• SET EXERCISE
Your task is to repeat the entries exactly. Leave the pictures out.

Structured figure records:
::::::::
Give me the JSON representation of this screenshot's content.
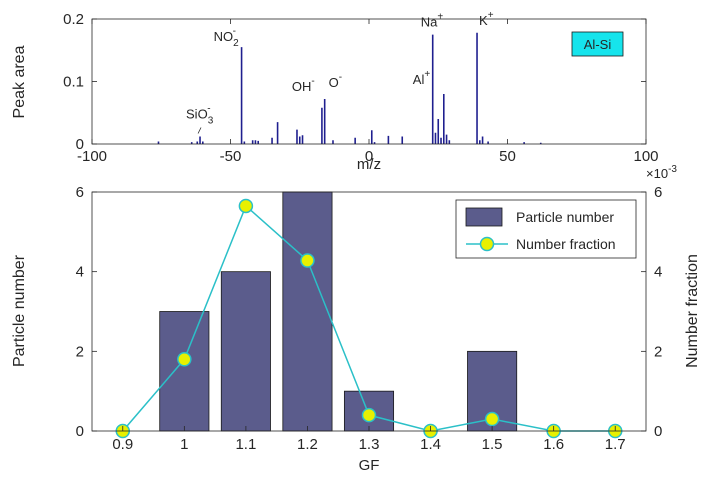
{
  "colors": {
    "spectrum": "#1f1f8f",
    "bar_fill": "#5b5c8c",
    "bar_edge": "#1a1a1a",
    "line": "#2bc0c8",
    "marker_fill": "#e8f000",
    "marker_edge": "#2bc0c8",
    "tag_fill": "#16e4ec",
    "axis": "#262626"
  },
  "chart_data": [
    {
      "type": "bar",
      "subtype": "mass-spectrum",
      "xlabel": "m/z",
      "ylabel": "Peak area",
      "xlim": [
        -100,
        100
      ],
      "ylim": [
        0,
        0.2
      ],
      "xticks": [
        "-100",
        "-50",
        "0",
        "50",
        "100"
      ],
      "yticks": [
        "0",
        "0.1",
        "0.2"
      ],
      "xtick_values": [
        -100,
        -50,
        0,
        50,
        100
      ],
      "ytick_values": [
        0,
        0.1,
        0.2
      ],
      "tag": "Al-Si",
      "peaks": [
        {
          "mz": -76,
          "area": 0.004
        },
        {
          "mz": -64,
          "area": 0.003
        },
        {
          "mz": -62,
          "area": 0.004
        },
        {
          "mz": -61,
          "area": 0.012
        },
        {
          "mz": -60,
          "area": 0.004
        },
        {
          "mz": -46,
          "area": 0.155
        },
        {
          "mz": -45,
          "area": 0.004
        },
        {
          "mz": -42,
          "area": 0.006
        },
        {
          "mz": -41,
          "area": 0.006
        },
        {
          "mz": -40,
          "area": 0.005
        },
        {
          "mz": -35,
          "area": 0.01
        },
        {
          "mz": -33,
          "area": 0.035
        },
        {
          "mz": -26,
          "area": 0.023
        },
        {
          "mz": -25,
          "area": 0.012
        },
        {
          "mz": -24,
          "area": 0.014
        },
        {
          "mz": -17,
          "area": 0.058
        },
        {
          "mz": -16,
          "area": 0.072
        },
        {
          "mz": -13,
          "area": 0.006
        },
        {
          "mz": -5,
          "area": 0.01
        },
        {
          "mz": 1,
          "area": 0.022
        },
        {
          "mz": 2,
          "area": 0.003
        },
        {
          "mz": 7,
          "area": 0.013
        },
        {
          "mz": 12,
          "area": 0.012
        },
        {
          "mz": 23,
          "area": 0.175
        },
        {
          "mz": 24,
          "area": 0.018
        },
        {
          "mz": 25,
          "area": 0.04
        },
        {
          "mz": 26,
          "area": 0.01
        },
        {
          "mz": 27,
          "area": 0.08
        },
        {
          "mz": 28,
          "area": 0.015
        },
        {
          "mz": 29,
          "area": 0.006
        },
        {
          "mz": 39,
          "area": 0.178
        },
        {
          "mz": 40,
          "area": 0.006
        },
        {
          "mz": 41,
          "area": 0.012
        },
        {
          "mz": 43,
          "area": 0.004
        },
        {
          "mz": 56,
          "area": 0.003
        },
        {
          "mz": 62,
          "area": 0.002
        }
      ],
      "annotations": [
        {
          "mz": -46,
          "y": 0.155,
          "base": "NO",
          "sub": "2",
          "sup": "-"
        },
        {
          "mz": -61,
          "y": 0.012,
          "base": "SiO",
          "sub": "3",
          "sup": "-"
        },
        {
          "mz": -17,
          "y": 0.072,
          "base": "OH",
          "sub": "",
          "sup": "-"
        },
        {
          "mz": -16,
          "y": 0.072,
          "base": "O",
          "sub": "",
          "sup": "-"
        },
        {
          "mz": 23,
          "y": 0.175,
          "base": "Na",
          "sub": "",
          "sup": "+"
        },
        {
          "mz": 27,
          "y": 0.08,
          "base": "Al",
          "sub": "",
          "sup": "+"
        },
        {
          "mz": 39,
          "y": 0.178,
          "base": "K",
          "sub": "",
          "sup": "+"
        }
      ]
    },
    {
      "type": "bar",
      "xlabel": "GF",
      "ylabel": "Particle number",
      "y2label": "Number fraction",
      "y2_multiplier": "×10",
      "y2_exponent": "-3",
      "categories": [
        "0.9",
        "1",
        "1.1",
        "1.2",
        "1.3",
        "1.4",
        "1.5",
        "1.6",
        "1.7"
      ],
      "category_values": [
        0.9,
        1.0,
        1.1,
        1.2,
        1.3,
        1.4,
        1.5,
        1.6,
        1.7
      ],
      "xlim": [
        0.85,
        1.75
      ],
      "ylim": [
        0,
        6
      ],
      "y2lim": [
        0,
        6
      ],
      "yticks": [
        "0",
        "2",
        "4",
        "6"
      ],
      "ytick_values": [
        0,
        2,
        4,
        6
      ],
      "y2ticks": [
        "0",
        "2",
        "4",
        "6"
      ],
      "y2tick_values": [
        0,
        2,
        4,
        6
      ],
      "legend_position": "top-right",
      "series": [
        {
          "name": "Particle number",
          "type": "bar",
          "axis": "left",
          "values": [
            0,
            3,
            4,
            6,
            1,
            0,
            2,
            0,
            0
          ]
        },
        {
          "name": "Number fraction",
          "type": "line",
          "axis": "right",
          "values": [
            0,
            1.8,
            5.65,
            4.28,
            0.4,
            0,
            0.3,
            0,
            0
          ]
        }
      ]
    }
  ]
}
::::::::
• FULL ANSWER
Give me the JSON representation of this screenshot's content.
{
  "colors": {
    "spectrum": "#1f1f8f",
    "bar_fill": "#5b5c8c",
    "bar_edge": "#1a1a1a",
    "line": "#2bc0c8",
    "marker_fill": "#e8f000",
    "marker_edge": "#2bc0c8",
    "tag_fill": "#16e4ec",
    "axis": "#262626"
  },
  "chart_data": [
    {
      "type": "bar",
      "subtype": "mass-spectrum",
      "xlabel": "m/z",
      "ylabel": "Peak area",
      "xlim": [
        -100,
        100
      ],
      "ylim": [
        0,
        0.2
      ],
      "xticks": [
        "-100",
        "-50",
        "0",
        "50",
        "100"
      ],
      "yticks": [
        "0",
        "0.1",
        "0.2"
      ],
      "xtick_values": [
        -100,
        -50,
        0,
        50,
        100
      ],
      "ytick_values": [
        0,
        0.1,
        0.2
      ],
      "tag": "Al-Si",
      "peaks": [
        {
          "mz": -76,
          "area": 0.004
        },
        {
          "mz": -64,
          "area": 0.003
        },
        {
          "mz": -62,
          "area": 0.004
        },
        {
          "mz": -61,
          "area": 0.012
        },
        {
          "mz": -60,
          "area": 0.004
        },
        {
          "mz": -46,
          "area": 0.155
        },
        {
          "mz": -45,
          "area": 0.004
        },
        {
          "mz": -42,
          "area": 0.006
        },
        {
          "mz": -41,
          "area": 0.006
        },
        {
          "mz": -40,
          "area": 0.005
        },
        {
          "mz": -35,
          "area": 0.01
        },
        {
          "mz": -33,
          "area": 0.035
        },
        {
          "mz": -26,
          "area": 0.023
        },
        {
          "mz": -25,
          "area": 0.012
        },
        {
          "mz": -24,
          "area": 0.014
        },
        {
          "mz": -17,
          "area": 0.058
        },
        {
          "mz": -16,
          "area": 0.072
        },
        {
          "mz": -13,
          "area": 0.006
        },
        {
          "mz": -5,
          "area": 0.01
        },
        {
          "mz": 1,
          "area": 0.022
        },
        {
          "mz": 2,
          "area": 0.003
        },
        {
          "mz": 7,
          "area": 0.013
        },
        {
          "mz": 12,
          "area": 0.012
        },
        {
          "mz": 23,
          "area": 0.175
        },
        {
          "mz": 24,
          "area": 0.018
        },
        {
          "mz": 25,
          "area": 0.04
        },
        {
          "mz": 26,
          "area": 0.01
        },
        {
          "mz": 27,
          "area": 0.08
        },
        {
          "mz": 28,
          "area": 0.015
        },
        {
          "mz": 29,
          "area": 0.006
        },
        {
          "mz": 39,
          "area": 0.178
        },
        {
          "mz": 40,
          "area": 0.006
        },
        {
          "mz": 41,
          "area": 0.012
        },
        {
          "mz": 43,
          "area": 0.004
        },
        {
          "mz": 56,
          "area": 0.003
        },
        {
          "mz": 62,
          "area": 0.002
        }
      ],
      "annotations": [
        {
          "mz": -46,
          "y": 0.155,
          "base": "NO",
          "sub": "2",
          "sup": "-"
        },
        {
          "mz": -61,
          "y": 0.012,
          "base": "SiO",
          "sub": "3",
          "sup": "-"
        },
        {
          "mz": -17,
          "y": 0.072,
          "base": "OH",
          "sub": "",
          "sup": "-"
        },
        {
          "mz": -16,
          "y": 0.072,
          "base": "O",
          "sub": "",
          "sup": "-"
        },
        {
          "mz": 23,
          "y": 0.175,
          "base": "Na",
          "sub": "",
          "sup": "+"
        },
        {
          "mz": 27,
          "y": 0.08,
          "base": "Al",
          "sub": "",
          "sup": "+"
        },
        {
          "mz": 39,
          "y": 0.178,
          "base": "K",
          "sub": "",
          "sup": "+"
        }
      ]
    },
    {
      "type": "bar",
      "xlabel": "GF",
      "ylabel": "Particle number",
      "y2label": "Number fraction",
      "y2_multiplier": "×10",
      "y2_exponent": "-3",
      "categories": [
        "0.9",
        "1",
        "1.1",
        "1.2",
        "1.3",
        "1.4",
        "1.5",
        "1.6",
        "1.7"
      ],
      "category_values": [
        0.9,
        1.0,
        1.1,
        1.2,
        1.3,
        1.4,
        1.5,
        1.6,
        1.7
      ],
      "xlim": [
        0.85,
        1.75
      ],
      "ylim": [
        0,
        6
      ],
      "y2lim": [
        0,
        6
      ],
      "yticks": [
        "0",
        "2",
        "4",
        "6"
      ],
      "ytick_values": [
        0,
        2,
        4,
        6
      ],
      "y2ticks": [
        "0",
        "2",
        "4",
        "6"
      ],
      "y2tick_values": [
        0,
        2,
        4,
        6
      ],
      "legend_position": "top-right",
      "series": [
        {
          "name": "Particle number",
          "type": "bar",
          "axis": "left",
          "values": [
            0,
            3,
            4,
            6,
            1,
            0,
            2,
            0,
            0
          ]
        },
        {
          "name": "Number fraction",
          "type": "line",
          "axis": "right",
          "values": [
            0,
            1.8,
            5.65,
            4.28,
            0.4,
            0,
            0.3,
            0,
            0
          ]
        }
      ]
    }
  ]
}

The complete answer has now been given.